STATED TASK: Find each line holding the word "document" and give the total alone.
***** PROVIDED INFORMATION
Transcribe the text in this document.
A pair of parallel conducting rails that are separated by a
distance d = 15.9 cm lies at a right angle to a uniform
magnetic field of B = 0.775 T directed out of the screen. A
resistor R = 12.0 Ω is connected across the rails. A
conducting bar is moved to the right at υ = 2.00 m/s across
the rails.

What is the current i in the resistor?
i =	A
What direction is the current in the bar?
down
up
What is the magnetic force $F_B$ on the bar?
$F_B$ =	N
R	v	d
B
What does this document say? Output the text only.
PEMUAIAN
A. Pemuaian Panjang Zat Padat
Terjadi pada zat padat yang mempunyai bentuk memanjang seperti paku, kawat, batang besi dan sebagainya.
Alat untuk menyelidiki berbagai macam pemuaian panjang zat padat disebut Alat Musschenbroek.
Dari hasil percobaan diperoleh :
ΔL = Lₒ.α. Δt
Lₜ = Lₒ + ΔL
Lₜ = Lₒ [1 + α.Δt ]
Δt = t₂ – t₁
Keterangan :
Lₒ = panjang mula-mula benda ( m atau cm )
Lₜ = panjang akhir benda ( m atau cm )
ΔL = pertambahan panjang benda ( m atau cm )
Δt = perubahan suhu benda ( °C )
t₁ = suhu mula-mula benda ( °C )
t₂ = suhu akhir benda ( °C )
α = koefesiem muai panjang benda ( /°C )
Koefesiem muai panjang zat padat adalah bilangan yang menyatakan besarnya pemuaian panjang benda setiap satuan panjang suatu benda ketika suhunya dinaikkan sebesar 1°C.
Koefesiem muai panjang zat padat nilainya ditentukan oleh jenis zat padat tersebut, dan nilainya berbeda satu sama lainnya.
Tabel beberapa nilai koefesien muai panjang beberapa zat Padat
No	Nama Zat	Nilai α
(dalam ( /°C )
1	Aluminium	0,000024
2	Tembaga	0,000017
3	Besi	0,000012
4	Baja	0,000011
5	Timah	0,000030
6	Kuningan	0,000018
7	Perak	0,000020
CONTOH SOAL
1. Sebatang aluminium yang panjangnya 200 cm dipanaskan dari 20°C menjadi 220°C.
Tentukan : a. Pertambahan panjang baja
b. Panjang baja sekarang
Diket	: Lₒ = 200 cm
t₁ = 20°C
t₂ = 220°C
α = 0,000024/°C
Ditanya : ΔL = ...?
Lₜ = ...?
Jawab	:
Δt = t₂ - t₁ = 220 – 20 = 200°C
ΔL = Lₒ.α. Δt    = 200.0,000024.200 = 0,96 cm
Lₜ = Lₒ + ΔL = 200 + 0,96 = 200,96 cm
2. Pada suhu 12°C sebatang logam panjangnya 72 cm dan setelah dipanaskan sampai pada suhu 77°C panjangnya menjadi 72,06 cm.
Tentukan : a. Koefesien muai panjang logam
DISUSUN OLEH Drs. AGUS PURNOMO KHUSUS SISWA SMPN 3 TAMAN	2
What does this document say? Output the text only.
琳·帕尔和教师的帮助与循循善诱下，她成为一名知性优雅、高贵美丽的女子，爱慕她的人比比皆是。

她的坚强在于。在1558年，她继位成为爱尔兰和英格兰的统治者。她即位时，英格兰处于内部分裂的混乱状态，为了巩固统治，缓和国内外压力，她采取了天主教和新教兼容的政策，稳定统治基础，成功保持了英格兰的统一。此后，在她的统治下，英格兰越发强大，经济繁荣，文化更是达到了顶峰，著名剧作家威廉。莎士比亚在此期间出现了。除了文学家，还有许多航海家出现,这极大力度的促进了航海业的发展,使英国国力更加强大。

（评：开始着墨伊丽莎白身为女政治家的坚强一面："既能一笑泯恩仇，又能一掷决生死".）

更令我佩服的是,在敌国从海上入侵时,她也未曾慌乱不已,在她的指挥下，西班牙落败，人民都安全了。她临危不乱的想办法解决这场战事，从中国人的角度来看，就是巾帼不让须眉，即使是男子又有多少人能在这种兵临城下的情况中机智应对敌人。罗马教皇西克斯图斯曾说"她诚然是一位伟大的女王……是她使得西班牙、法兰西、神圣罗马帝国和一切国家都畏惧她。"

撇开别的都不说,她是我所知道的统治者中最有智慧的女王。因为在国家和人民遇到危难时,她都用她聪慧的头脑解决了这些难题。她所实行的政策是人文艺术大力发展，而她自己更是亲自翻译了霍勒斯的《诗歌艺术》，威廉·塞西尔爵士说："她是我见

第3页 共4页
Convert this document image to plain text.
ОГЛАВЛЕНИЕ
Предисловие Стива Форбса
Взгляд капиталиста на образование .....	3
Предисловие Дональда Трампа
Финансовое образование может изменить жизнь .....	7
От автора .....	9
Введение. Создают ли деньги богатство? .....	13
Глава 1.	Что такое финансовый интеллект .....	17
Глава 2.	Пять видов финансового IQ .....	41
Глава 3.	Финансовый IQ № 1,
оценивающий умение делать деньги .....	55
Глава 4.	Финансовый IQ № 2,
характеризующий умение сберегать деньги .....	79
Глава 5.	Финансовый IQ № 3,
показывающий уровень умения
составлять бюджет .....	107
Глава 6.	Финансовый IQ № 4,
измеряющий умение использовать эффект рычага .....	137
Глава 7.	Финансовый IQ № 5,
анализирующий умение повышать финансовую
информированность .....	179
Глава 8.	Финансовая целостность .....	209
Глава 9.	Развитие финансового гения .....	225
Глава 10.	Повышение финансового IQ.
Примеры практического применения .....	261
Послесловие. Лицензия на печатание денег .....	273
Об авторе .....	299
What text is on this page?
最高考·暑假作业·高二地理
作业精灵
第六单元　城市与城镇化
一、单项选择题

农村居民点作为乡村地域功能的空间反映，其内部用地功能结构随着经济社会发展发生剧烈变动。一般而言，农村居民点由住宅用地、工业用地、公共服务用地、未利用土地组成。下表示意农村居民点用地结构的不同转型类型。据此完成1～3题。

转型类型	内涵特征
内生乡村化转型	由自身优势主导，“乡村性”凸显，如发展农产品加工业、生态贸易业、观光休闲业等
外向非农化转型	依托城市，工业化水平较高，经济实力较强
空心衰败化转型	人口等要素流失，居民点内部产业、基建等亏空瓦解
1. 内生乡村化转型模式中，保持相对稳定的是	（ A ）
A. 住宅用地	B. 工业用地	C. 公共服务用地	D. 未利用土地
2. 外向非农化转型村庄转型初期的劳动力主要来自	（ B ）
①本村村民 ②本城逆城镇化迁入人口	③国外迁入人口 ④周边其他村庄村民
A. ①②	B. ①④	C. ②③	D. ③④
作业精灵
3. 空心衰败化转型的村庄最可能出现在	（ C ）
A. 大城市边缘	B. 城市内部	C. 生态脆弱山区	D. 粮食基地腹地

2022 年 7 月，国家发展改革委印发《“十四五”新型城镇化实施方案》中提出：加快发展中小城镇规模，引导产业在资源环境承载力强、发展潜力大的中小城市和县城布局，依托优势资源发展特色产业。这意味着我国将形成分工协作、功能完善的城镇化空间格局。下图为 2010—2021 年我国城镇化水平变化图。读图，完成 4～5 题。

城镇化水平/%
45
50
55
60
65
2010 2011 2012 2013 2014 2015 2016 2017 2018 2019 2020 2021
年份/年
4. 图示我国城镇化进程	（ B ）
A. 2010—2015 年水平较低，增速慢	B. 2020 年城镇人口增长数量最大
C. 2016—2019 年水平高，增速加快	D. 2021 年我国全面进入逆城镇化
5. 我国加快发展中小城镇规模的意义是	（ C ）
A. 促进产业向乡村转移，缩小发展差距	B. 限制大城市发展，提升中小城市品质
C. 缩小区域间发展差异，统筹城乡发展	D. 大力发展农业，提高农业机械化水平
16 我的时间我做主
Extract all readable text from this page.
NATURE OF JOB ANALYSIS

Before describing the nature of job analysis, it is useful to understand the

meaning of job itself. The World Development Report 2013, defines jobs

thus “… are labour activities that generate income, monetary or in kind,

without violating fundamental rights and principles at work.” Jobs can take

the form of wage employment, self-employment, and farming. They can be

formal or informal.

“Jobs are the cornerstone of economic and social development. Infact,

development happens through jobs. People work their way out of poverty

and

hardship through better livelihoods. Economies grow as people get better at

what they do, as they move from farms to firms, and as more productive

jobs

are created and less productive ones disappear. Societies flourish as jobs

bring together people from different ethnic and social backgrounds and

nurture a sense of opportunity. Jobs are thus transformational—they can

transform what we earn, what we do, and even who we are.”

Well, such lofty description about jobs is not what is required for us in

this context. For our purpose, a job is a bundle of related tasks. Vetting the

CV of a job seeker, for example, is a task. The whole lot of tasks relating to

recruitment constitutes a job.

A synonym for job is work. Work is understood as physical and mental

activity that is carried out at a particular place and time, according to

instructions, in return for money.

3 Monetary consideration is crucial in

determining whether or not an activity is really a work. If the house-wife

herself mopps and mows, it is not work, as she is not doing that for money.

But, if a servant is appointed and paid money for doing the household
**********
RESULT BELOW: 4